#### Given entries
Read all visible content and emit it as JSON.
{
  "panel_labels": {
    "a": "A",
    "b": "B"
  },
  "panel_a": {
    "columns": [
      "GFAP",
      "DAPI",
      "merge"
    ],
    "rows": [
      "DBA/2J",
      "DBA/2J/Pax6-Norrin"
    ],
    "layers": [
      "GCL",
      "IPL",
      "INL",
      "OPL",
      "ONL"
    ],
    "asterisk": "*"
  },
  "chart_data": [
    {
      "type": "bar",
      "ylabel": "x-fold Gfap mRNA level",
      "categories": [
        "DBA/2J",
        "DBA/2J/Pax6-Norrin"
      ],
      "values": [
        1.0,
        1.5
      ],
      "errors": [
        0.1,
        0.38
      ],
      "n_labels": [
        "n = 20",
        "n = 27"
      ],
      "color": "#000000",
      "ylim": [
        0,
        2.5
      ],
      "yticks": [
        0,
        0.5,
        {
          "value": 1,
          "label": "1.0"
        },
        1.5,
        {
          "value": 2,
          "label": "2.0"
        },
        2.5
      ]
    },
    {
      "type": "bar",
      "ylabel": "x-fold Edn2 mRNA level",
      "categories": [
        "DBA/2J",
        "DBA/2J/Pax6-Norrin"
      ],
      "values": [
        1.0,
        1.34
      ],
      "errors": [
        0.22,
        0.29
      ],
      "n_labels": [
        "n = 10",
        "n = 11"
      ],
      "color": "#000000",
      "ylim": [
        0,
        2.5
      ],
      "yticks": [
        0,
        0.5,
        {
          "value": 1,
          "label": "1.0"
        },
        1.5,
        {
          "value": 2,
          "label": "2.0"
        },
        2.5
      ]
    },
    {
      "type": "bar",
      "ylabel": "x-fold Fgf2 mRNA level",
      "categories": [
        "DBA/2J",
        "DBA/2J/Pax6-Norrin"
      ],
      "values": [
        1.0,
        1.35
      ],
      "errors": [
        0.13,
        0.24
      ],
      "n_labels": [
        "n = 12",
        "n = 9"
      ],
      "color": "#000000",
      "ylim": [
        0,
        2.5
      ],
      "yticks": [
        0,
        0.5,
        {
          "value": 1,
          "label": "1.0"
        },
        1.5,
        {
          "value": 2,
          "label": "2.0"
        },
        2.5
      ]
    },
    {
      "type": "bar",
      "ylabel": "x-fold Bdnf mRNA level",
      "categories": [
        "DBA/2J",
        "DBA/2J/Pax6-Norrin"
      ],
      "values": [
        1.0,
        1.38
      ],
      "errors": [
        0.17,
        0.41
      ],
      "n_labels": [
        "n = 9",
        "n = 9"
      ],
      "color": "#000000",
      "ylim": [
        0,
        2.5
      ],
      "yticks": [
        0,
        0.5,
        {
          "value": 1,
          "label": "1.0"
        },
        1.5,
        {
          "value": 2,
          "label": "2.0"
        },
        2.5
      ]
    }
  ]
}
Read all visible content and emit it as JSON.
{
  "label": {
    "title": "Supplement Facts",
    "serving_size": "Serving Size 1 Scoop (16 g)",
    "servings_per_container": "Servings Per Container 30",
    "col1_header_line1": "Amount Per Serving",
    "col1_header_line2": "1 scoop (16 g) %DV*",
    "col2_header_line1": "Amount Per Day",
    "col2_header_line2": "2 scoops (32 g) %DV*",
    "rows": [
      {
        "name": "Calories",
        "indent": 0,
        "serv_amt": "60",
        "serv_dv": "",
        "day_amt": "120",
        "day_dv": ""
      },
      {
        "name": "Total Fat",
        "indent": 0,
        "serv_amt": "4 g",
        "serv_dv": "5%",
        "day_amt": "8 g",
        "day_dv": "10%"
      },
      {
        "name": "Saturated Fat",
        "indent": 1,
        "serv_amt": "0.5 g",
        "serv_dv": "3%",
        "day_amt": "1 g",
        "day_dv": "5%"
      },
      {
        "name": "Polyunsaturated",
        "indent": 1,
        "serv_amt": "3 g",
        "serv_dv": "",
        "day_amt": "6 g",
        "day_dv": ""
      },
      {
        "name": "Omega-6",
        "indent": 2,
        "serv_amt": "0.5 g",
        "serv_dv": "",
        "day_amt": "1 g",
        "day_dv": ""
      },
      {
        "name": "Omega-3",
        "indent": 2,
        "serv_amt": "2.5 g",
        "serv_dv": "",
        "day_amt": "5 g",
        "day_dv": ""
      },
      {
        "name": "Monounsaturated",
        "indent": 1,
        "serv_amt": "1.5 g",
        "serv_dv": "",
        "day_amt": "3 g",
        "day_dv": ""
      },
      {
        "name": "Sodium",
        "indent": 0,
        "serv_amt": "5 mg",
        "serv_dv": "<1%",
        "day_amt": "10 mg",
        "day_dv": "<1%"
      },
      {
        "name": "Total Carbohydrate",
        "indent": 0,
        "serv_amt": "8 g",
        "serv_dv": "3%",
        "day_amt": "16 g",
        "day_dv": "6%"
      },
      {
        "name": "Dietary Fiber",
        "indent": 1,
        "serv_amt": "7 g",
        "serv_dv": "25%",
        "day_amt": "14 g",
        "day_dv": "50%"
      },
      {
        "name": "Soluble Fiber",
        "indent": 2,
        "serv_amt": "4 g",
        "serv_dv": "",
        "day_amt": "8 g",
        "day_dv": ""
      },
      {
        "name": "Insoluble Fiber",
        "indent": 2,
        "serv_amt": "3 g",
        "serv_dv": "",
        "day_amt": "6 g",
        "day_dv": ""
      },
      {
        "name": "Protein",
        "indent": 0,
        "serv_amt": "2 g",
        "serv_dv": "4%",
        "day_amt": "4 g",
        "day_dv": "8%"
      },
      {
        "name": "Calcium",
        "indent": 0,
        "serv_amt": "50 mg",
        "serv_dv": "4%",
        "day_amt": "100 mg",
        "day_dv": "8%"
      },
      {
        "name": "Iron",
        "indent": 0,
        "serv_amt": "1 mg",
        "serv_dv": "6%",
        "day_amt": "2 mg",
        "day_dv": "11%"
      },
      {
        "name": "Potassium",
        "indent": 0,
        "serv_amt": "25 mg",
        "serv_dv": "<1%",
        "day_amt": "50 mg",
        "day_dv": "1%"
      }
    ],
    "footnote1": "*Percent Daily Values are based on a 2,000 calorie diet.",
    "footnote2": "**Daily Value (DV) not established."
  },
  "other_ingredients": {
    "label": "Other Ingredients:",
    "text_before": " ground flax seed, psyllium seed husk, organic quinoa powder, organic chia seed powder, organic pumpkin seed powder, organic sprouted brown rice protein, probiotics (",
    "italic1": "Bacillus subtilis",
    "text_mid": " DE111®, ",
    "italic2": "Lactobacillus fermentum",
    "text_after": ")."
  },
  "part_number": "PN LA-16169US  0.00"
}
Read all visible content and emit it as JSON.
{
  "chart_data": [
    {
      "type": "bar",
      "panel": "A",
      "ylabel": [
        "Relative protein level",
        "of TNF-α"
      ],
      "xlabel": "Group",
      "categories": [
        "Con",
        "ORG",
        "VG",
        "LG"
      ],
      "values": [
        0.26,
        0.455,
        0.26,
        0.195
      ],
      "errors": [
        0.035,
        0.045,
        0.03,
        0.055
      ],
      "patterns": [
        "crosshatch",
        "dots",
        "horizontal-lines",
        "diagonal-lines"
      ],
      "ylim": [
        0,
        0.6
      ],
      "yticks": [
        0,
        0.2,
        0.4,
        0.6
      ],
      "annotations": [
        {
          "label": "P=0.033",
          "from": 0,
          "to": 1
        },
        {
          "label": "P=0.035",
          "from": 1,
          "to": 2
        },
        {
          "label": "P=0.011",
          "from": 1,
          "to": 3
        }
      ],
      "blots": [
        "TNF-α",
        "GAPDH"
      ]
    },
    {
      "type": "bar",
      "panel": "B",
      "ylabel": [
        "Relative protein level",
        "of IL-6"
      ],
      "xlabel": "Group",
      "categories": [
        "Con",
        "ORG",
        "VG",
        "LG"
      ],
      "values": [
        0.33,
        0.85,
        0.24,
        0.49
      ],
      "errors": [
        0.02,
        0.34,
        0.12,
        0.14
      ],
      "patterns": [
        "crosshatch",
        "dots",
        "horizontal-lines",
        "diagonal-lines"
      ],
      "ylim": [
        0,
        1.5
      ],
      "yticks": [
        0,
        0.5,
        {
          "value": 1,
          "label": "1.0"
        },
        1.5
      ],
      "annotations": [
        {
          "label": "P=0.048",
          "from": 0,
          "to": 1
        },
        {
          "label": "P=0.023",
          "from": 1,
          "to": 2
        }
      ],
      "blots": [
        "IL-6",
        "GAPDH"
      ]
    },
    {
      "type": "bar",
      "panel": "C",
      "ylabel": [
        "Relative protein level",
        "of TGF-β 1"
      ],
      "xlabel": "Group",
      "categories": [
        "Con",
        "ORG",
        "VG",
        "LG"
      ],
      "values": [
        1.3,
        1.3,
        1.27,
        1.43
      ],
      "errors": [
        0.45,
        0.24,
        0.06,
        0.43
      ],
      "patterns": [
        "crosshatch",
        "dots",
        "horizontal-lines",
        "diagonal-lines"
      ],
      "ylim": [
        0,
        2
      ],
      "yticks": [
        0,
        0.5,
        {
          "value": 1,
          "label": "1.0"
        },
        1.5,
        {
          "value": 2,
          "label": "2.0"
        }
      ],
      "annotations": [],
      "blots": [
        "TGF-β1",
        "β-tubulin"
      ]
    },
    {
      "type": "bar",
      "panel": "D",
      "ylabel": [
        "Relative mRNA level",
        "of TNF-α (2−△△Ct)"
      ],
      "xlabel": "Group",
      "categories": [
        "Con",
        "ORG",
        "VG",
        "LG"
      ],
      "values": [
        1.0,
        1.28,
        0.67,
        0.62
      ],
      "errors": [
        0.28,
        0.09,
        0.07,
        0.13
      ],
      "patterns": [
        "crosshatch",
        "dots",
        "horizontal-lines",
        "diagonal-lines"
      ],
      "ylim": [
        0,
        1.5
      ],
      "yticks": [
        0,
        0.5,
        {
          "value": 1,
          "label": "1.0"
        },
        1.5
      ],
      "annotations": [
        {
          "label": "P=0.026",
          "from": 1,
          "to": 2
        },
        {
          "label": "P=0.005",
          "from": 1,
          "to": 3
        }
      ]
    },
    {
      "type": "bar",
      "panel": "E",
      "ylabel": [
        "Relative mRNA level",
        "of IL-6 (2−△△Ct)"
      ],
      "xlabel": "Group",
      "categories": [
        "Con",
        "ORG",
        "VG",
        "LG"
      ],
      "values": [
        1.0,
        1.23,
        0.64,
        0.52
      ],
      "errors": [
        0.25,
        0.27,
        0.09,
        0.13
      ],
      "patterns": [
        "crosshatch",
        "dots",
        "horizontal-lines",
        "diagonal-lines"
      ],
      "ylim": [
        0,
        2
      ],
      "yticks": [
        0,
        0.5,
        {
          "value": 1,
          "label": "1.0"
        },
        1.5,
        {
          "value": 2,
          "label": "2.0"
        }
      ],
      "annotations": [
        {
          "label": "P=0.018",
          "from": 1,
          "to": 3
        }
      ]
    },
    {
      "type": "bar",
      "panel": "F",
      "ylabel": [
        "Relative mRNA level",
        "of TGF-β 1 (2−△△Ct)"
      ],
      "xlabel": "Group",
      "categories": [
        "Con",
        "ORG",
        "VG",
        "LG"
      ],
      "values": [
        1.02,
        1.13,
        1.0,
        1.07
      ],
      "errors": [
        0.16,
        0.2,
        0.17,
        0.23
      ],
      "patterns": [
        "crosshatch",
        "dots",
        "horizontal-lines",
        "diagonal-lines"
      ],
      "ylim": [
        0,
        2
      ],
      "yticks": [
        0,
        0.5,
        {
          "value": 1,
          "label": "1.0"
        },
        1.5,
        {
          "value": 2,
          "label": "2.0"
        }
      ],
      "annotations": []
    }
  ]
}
########
> [Work to complete]: Please give the number of lines in the data where "mRNA" appears, without any other words.

> [Written response]: 7